Problem statement: Starting at the line that contains "Patent image size: (893, 1246)." and stopping after the last of the rows, reproduce those lines with "plan view" changed to "top view" and nothing else altered. Leave the pictures out of the output.

Task inputs:
= = = =

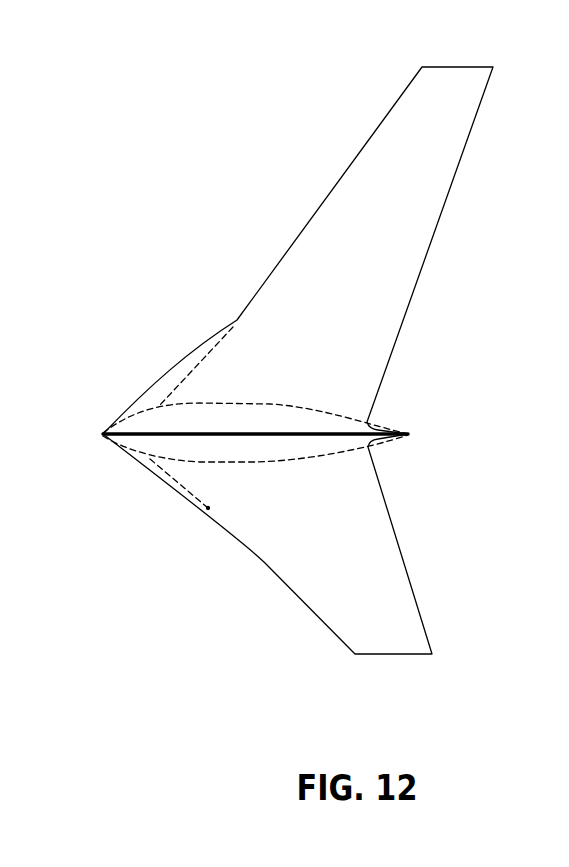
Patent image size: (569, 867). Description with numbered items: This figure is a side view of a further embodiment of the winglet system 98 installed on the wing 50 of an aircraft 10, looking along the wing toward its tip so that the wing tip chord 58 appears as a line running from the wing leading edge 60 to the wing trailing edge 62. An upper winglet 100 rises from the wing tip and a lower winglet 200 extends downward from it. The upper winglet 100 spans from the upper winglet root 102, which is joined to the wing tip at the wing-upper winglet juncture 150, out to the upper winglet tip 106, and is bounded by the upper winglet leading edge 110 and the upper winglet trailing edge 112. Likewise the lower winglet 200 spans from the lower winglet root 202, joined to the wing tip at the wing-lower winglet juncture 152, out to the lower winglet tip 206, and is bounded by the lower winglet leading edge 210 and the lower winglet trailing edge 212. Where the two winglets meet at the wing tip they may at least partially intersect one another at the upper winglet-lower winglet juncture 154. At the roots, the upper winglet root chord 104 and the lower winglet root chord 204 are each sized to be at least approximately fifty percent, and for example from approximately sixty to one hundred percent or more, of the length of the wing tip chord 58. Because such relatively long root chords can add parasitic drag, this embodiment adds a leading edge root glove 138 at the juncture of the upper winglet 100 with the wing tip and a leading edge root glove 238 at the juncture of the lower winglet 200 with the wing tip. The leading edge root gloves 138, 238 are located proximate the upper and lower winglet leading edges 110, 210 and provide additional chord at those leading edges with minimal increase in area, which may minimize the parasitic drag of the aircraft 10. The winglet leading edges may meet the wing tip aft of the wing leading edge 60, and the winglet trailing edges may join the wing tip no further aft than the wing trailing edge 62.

The aircraft 10 is at (442, 212).
The wing 50 is at (104, 430).
The wing tip chord 58 is at (210, 434).
The wing leading edge 60 is at (104, 440).
The wing trailing edge 62 is at (408, 434).
The winglet system 98 is at (390, 110).
The upper winglet 100 is at (383, 180).
The upper winglet root 102 is at (220, 403).
The upper winglet root chord 104 is at (260, 405).
The upper winglet tip 106 is at (463, 67).
The upper winglet leading edge 110 is at (342, 178).
The upper winglet trailing edge 112 is at (415, 287).
The leading edge root glove 138 is at (172, 382).
The wing-upper winglet juncture 150 is at (307, 410).
The wing-lower winglet juncture 152 is at (293, 457).
The upper winglet-lower winglet juncture 154 is at (323, 425).
The lower winglet 200 is at (383, 607).
The lower winglet root 202 is at (253, 463).
The lower winglet root chord 204 is at (332, 452).
The lower winglet tip 206 is at (400, 654).
The lower winglet leading edge 210 is at (297, 594).
The lower winglet trailing edge 212 is at (390, 523).
The leading edge root glove 238 is at (152, 475).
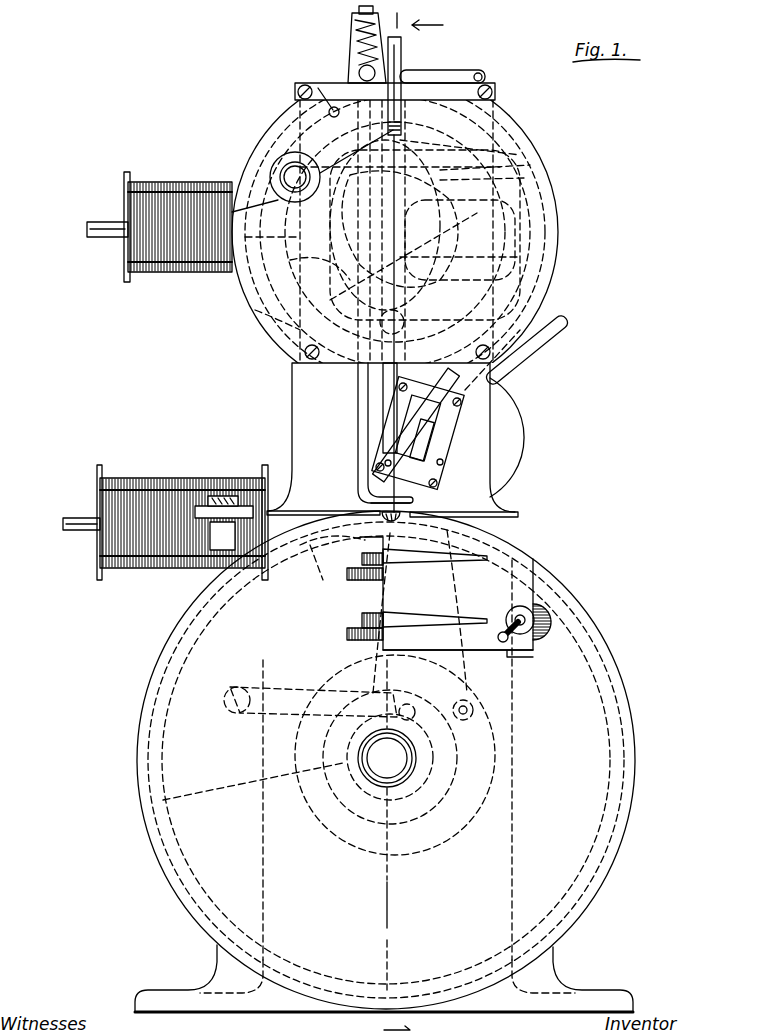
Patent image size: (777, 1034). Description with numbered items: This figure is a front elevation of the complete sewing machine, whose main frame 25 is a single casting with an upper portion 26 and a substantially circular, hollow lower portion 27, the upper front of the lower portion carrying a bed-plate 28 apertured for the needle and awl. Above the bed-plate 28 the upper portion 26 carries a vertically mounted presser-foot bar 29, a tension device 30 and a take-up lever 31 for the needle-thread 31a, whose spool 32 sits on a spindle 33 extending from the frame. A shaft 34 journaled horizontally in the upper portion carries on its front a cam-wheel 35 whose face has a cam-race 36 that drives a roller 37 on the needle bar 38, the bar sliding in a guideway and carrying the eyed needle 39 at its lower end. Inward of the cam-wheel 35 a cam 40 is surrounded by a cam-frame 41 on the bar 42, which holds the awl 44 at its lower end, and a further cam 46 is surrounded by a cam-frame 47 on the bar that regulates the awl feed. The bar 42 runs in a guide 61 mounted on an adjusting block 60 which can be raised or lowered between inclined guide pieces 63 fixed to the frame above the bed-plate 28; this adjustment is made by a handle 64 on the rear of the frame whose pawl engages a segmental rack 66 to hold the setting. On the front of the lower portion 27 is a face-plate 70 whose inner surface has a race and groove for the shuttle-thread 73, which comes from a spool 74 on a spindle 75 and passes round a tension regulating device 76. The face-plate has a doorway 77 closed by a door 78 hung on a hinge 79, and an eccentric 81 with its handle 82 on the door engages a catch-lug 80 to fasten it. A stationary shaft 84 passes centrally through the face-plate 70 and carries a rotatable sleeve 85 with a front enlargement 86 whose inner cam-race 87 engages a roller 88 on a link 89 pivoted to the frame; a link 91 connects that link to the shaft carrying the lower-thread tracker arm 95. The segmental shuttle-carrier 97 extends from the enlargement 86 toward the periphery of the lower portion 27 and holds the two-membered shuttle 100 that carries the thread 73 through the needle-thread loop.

The main frame 25 is at (292, 432).
The upper portion of the frame 26 is at (414, 232).
The lower portion of the frame 27 is at (628, 781).
The bed-plate 28 is at (428, 512).
The presser-foot bar 29 is at (358, 407).
The tension device 30 is at (278, 165).
The take-up lever 31 is at (402, 114).
The needle-thread 31a is at (232, 210).
The spool 32 is at (175, 182).
The spindle 33 is at (104, 222).
The shaft 34 is at (400, 238).
The cam-wheel 35 is at (272, 330).
The cam-race 36 is at (305, 275).
The roller 37 is at (404, 322).
The needle bar 38 is at (368, 383).
The needle 39 is at (375, 488).
The cam 40 is at (480, 260).
The cam-frame 41 is at (545, 258).
The bar 42 is at (435, 381).
The awl 44 is at (437, 476).
The cam 46 is at (420, 145).
The cam-frame 47 is at (480, 162).
The adjusting block 60 is at (445, 420).
The guide 61 is at (447, 447).
The guide pieces 63 is at (382, 461).
The handle 64 is at (536, 357).
The segmental rack 66 is at (507, 437).
The face-plate 70 is at (384, 786).
The shuttle-thread 73 is at (302, 511).
The spool 74 is at (100, 490).
The spindle 75 is at (78, 530).
The tension regulating device 76 is at (185, 568).
The doorway 77 is at (495, 654).
The door 78 is at (503, 575).
The hinge 79 is at (365, 620).
The catch-lug 80 is at (541, 641).
The eccentric 81 is at (512, 607).
The handle 82 is at (505, 630).
The stationary shaft 84 is at (387, 758).
The sleeve 85 is at (375, 802).
The enlargement 86 is at (450, 840).
The cam-race 87 is at (330, 828).
The roller 88 is at (411, 704).
The link 89 is at (465, 722).
The link 91 is at (470, 690).
The lower-thread tracker arm 95 is at (400, 592).
The shuttle-carrier 97 is at (280, 750).
The shuttle 100 is at (342, 540).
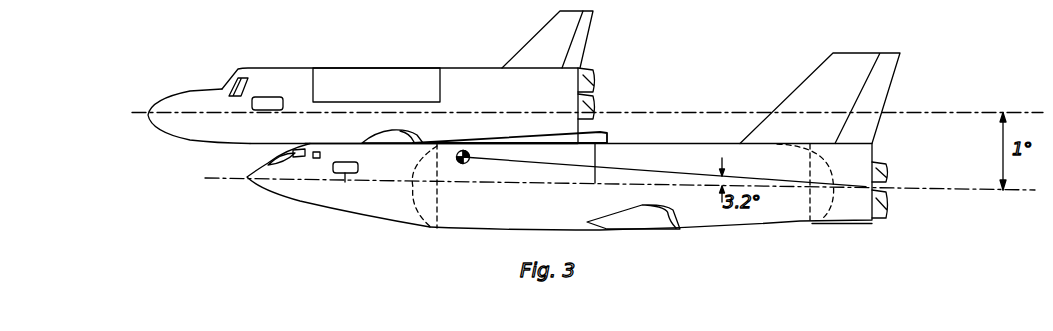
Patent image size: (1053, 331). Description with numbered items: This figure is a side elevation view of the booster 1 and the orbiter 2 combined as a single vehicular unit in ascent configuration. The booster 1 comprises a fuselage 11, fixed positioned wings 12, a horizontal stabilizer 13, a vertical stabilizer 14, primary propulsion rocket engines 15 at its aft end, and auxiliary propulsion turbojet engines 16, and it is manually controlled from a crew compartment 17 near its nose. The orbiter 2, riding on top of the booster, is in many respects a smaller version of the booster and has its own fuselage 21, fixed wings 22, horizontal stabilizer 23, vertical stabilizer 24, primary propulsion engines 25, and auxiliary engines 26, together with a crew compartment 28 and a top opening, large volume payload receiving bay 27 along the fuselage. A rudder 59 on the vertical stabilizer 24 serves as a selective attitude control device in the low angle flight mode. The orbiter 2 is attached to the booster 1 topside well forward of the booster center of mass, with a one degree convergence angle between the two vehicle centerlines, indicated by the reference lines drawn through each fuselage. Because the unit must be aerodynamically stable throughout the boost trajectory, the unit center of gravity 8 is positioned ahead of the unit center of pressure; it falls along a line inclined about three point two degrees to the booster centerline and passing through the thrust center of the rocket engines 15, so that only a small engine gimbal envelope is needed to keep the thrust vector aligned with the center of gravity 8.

The booster 1 is at (546, 214).
The orbiter 2 is at (514, 102).
The unit center of gravity 8 is at (463, 164).
The fuselage 11 is at (383, 211).
The fixed positioned wings 12 is at (660, 223).
The horizontal stabilizer 13 is at (852, 222).
The vertical stabilizer 14 is at (839, 104).
The primary propulsion rocket engines 15 is at (889, 173).
The auxiliary propulsion turbojet engines 16 is at (345, 176).
The crew compartment 17 is at (268, 163).
The fuselage 21 is at (248, 140).
The fixed wings 22 is at (416, 135).
The horizontal stabilizer 23 is at (600, 133).
The vertical stabilizer 24 is at (556, 53).
The primary propulsion engines 25 is at (597, 88).
The auxiliary engines 26 is at (276, 99).
The payload receiving bay 27 is at (384, 95).
The crew compartment 28 is at (222, 89).
The rudder 59 is at (585, 30).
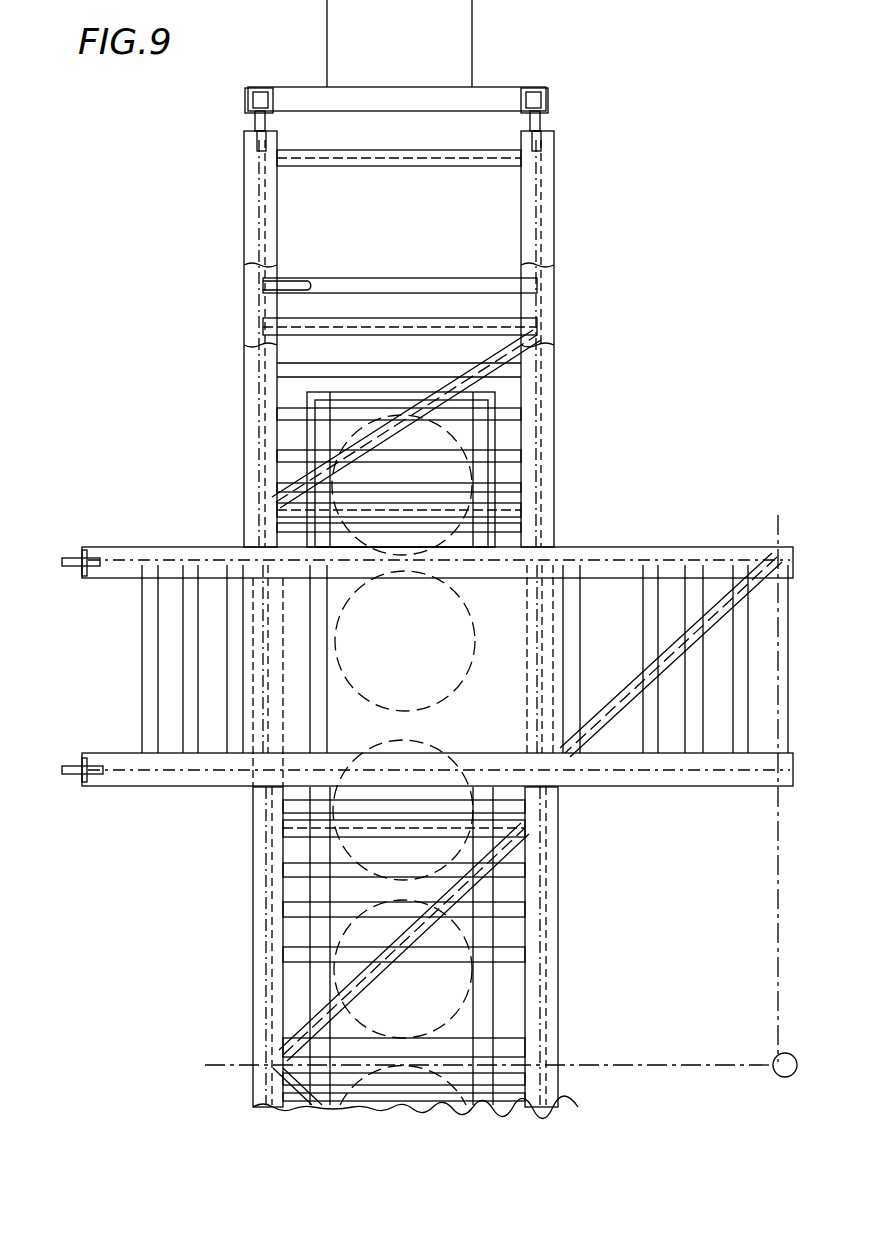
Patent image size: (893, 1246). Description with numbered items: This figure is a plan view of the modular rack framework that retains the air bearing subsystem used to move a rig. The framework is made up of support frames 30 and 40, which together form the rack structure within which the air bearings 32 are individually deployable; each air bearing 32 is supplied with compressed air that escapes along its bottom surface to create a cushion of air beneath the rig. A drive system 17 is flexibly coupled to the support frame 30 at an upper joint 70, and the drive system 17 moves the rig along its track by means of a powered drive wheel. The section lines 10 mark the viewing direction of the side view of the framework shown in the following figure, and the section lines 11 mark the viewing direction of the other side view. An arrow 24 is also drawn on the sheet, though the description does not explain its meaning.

The section lines 10- 10 is at (492, 477).
The section lines 11- 11 is at (215, 968).
The drive system 17 is at (457, 25).
The direction of travel 24 is at (132, 946).
The support frame 30 is at (555, 212).
The air bearing 32 is at (478, 540).
The support frame 40 is at (648, 548).
The upper joint 70 is at (250, 122).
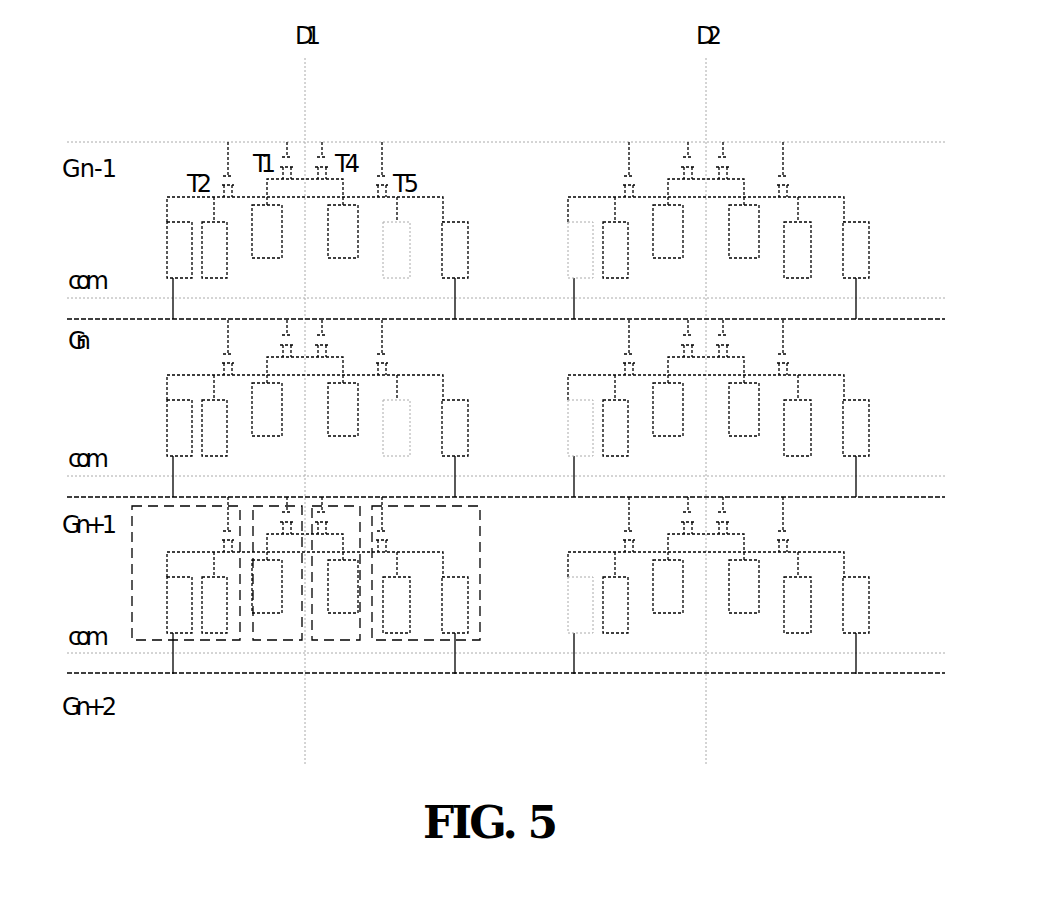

= = = =

Correct answer:
Patent image size: (893, 1246). Description with numbered items: This figure is a top view of the modular rack framework that retains the air bearing subsystem used to move a rig. The framework is made up of support frames 30 and 40, which together form the rack structure within which the air bearings 32 are individually deployable; each air bearing 32 is supplied with compressed air that escapes along its bottom surface to create a cushion of air beneath the rig. A drive system 17 is flexibly coupled to the support frame 30 at an upper joint 70, and the drive system 17 moves the rig along its track by means of a powered drive wheel. The section lines 10 mark the viewing direction of the side view of the framework shown in the following figure, and the section lines 11 mark the viewing direction of the other side view. An arrow 24 is also drawn on the sheet, though the description does not explain its meaning.

The section lines 10- 10 is at (492, 477).
The section lines 11- 11 is at (215, 968).
The drive system 17 is at (457, 25).
The direction of travel 24 is at (132, 946).
The support frame 30 is at (555, 212).
The air bearing 32 is at (478, 540).
The support frame 40 is at (648, 548).
The upper joint 70 is at (250, 122).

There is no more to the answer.